*Your task*.
Using the entries below, quote exactly the span of lines that begins with the line containing "Read this page and output its text content." and ends with the final line.

*Provided entries*.
begin

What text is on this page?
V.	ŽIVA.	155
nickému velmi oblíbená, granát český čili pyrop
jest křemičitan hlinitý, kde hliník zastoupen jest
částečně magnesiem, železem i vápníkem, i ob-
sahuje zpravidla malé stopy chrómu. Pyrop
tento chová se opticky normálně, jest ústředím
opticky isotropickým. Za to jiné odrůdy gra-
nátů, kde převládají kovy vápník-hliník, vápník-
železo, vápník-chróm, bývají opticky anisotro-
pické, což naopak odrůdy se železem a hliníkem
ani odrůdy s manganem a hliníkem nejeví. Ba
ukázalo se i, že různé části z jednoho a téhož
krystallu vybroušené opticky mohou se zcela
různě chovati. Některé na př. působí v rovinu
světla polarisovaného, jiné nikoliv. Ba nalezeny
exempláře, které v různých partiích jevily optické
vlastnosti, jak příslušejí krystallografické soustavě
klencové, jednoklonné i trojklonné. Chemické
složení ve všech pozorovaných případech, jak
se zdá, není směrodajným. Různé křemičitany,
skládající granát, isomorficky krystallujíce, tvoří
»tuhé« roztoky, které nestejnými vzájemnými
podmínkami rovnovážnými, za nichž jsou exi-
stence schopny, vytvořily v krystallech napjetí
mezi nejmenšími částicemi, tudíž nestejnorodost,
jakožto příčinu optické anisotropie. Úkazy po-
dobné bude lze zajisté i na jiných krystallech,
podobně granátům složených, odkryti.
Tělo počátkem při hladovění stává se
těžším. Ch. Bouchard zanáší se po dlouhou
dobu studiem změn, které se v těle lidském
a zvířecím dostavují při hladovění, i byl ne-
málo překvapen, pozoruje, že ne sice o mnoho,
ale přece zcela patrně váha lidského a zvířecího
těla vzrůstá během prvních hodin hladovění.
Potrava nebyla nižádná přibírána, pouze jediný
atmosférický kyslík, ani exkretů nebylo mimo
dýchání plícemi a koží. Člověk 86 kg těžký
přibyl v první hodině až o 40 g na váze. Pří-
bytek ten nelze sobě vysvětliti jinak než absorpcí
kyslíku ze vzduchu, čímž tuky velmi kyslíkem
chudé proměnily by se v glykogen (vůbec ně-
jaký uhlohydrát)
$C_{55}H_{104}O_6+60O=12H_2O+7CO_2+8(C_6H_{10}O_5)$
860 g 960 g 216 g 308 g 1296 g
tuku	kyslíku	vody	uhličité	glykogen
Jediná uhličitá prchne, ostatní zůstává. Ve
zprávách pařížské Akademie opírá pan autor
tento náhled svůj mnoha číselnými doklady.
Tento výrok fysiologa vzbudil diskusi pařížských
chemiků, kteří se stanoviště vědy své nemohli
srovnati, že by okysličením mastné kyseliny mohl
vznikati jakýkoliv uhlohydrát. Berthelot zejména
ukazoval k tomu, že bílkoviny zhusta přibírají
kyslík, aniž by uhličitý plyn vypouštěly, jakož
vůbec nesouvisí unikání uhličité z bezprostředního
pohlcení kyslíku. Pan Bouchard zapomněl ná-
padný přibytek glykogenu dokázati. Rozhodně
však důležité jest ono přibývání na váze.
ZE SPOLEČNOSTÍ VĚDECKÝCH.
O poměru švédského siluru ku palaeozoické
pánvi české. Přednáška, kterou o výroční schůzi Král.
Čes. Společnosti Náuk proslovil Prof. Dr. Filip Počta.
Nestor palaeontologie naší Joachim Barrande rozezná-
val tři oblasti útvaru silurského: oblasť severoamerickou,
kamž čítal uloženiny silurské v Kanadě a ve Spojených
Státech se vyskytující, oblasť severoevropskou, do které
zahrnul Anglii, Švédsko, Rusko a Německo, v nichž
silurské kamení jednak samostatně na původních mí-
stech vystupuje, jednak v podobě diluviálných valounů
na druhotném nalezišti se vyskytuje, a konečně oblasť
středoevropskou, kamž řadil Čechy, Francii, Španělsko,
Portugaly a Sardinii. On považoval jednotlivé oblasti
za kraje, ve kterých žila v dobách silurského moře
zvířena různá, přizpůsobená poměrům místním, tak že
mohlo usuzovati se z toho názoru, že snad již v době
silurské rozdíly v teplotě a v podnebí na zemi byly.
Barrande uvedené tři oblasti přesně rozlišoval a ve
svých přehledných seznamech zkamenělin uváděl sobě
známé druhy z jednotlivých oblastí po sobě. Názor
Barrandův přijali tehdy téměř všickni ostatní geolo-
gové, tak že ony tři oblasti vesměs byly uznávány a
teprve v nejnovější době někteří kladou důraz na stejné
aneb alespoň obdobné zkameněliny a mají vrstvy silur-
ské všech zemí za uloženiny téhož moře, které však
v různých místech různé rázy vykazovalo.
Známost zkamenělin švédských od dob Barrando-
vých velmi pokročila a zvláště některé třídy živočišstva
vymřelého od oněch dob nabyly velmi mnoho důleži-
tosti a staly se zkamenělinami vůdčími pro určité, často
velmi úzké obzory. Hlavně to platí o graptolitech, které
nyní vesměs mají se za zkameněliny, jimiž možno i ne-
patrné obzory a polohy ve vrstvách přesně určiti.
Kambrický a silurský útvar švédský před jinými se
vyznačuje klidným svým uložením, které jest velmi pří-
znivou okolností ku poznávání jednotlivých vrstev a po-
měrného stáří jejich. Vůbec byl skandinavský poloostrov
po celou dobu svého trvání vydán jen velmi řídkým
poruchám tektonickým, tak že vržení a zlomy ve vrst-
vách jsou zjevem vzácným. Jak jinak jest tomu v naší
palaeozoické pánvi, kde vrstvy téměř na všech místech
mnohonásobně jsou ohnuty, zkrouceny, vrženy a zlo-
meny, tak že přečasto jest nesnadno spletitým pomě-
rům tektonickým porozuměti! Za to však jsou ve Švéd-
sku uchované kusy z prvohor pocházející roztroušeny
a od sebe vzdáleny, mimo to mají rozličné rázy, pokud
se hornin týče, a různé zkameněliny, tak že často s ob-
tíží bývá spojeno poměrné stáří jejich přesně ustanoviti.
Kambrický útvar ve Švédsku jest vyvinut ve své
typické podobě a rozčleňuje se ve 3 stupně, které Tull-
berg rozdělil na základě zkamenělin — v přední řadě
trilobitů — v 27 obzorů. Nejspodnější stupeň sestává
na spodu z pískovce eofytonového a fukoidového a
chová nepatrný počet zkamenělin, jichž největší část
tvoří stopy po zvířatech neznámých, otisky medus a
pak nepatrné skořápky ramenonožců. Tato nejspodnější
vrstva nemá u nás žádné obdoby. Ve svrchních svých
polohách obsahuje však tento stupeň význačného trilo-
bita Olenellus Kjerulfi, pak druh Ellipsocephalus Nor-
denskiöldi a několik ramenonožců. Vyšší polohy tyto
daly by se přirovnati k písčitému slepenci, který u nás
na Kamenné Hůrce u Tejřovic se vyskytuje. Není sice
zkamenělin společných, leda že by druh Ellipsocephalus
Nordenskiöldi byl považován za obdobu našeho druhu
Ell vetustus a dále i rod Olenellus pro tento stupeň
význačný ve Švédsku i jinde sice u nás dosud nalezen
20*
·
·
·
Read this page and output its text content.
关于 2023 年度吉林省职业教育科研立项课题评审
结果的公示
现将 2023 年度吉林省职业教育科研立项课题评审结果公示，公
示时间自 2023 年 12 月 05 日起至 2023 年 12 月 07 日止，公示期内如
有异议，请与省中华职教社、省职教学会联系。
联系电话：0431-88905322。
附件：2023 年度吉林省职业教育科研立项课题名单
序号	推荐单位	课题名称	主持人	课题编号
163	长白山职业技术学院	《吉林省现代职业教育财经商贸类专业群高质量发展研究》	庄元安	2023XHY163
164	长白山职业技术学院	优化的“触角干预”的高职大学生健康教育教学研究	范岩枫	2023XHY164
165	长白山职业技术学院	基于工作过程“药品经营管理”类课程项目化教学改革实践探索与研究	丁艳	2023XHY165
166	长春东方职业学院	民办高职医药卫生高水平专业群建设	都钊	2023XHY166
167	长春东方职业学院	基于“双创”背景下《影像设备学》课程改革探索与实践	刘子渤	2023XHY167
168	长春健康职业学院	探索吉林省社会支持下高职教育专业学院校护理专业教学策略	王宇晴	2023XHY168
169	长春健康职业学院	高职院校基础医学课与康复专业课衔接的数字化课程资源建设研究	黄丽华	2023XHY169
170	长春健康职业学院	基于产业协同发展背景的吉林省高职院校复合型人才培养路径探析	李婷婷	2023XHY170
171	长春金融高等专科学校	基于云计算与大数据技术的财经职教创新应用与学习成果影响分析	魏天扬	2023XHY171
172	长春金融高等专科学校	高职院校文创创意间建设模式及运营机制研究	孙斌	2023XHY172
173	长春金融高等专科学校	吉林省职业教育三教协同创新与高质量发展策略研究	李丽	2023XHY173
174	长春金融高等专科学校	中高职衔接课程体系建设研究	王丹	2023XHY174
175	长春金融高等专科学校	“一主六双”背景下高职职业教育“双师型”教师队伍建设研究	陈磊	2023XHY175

end

*Result*.
Read this page and output its text content.
关于 2023 年度吉林省职业教育科研立项课题评审
结果的公示
现将 2023 年度吉林省职业教育科研立项课题评审结果公示，公
示时间自 2023 年 12 月 05 日起至 2023 年 12 月 07 日止，公示期内如
有异议，请与省中华职教社、省职教学会联系。
联系电话：0431-88905322。
附件：2023 年度吉林省职业教育科研立项课题名单
序号	推荐单位	课题名称	主持人	课题编号
163	长白山职业技术学院	《吉林省现代职业教育财经商贸类专业群高质量发展研究》	庄元安	2023XHY163
164	长白山职业技术学院	优化的“触角干预”的高职大学生健康教育教学研究	范岩枫	2023XHY164
165	长白山职业技术学院	基于工作过程“药品经营管理”类课程项目化教学改革实践探索与研究	丁艳	2023XHY165
166	长春东方职业学院	民办高职医药卫生高水平专业群建设	都钊	2023XHY166
167	长春东方职业学院	基于“双创”背景下《影像设备学》课程改革探索与实践	刘子渤	2023XHY167
168	长春健康职业学院	探索吉林省社会支持下高职教育专业学院校护理专业教学策略	王宇晴	2023XHY168
169	长春健康职业学院	高职院校基础医学课与康复专业课衔接的数字化课程资源建设研究	黄丽华	2023XHY169
170	长春健康职业学院	基于产业协同发展背景的吉林省高职院校复合型人才培养路径探析	李婷婷	2023XHY170
171	长春金融高等专科学校	基于云计算与大数据技术的财经职教创新应用与学习成果影响分析	魏天扬	2023XHY171
172	长春金融高等专科学校	高职院校文创创意间建设模式及运营机制研究	孙斌	2023XHY172
173	长春金融高等专科学校	吉林省职业教育三教协同创新与高质量发展策略研究	李丽	2023XHY173
174	长春金融高等专科学校	中高职衔接课程体系建设研究	王丹	2023XHY174
175	长春金融高等专科学校	“一主六双”背景下高职职业教育“双师型”教师队伍建设研究	陈磊	2023XHY175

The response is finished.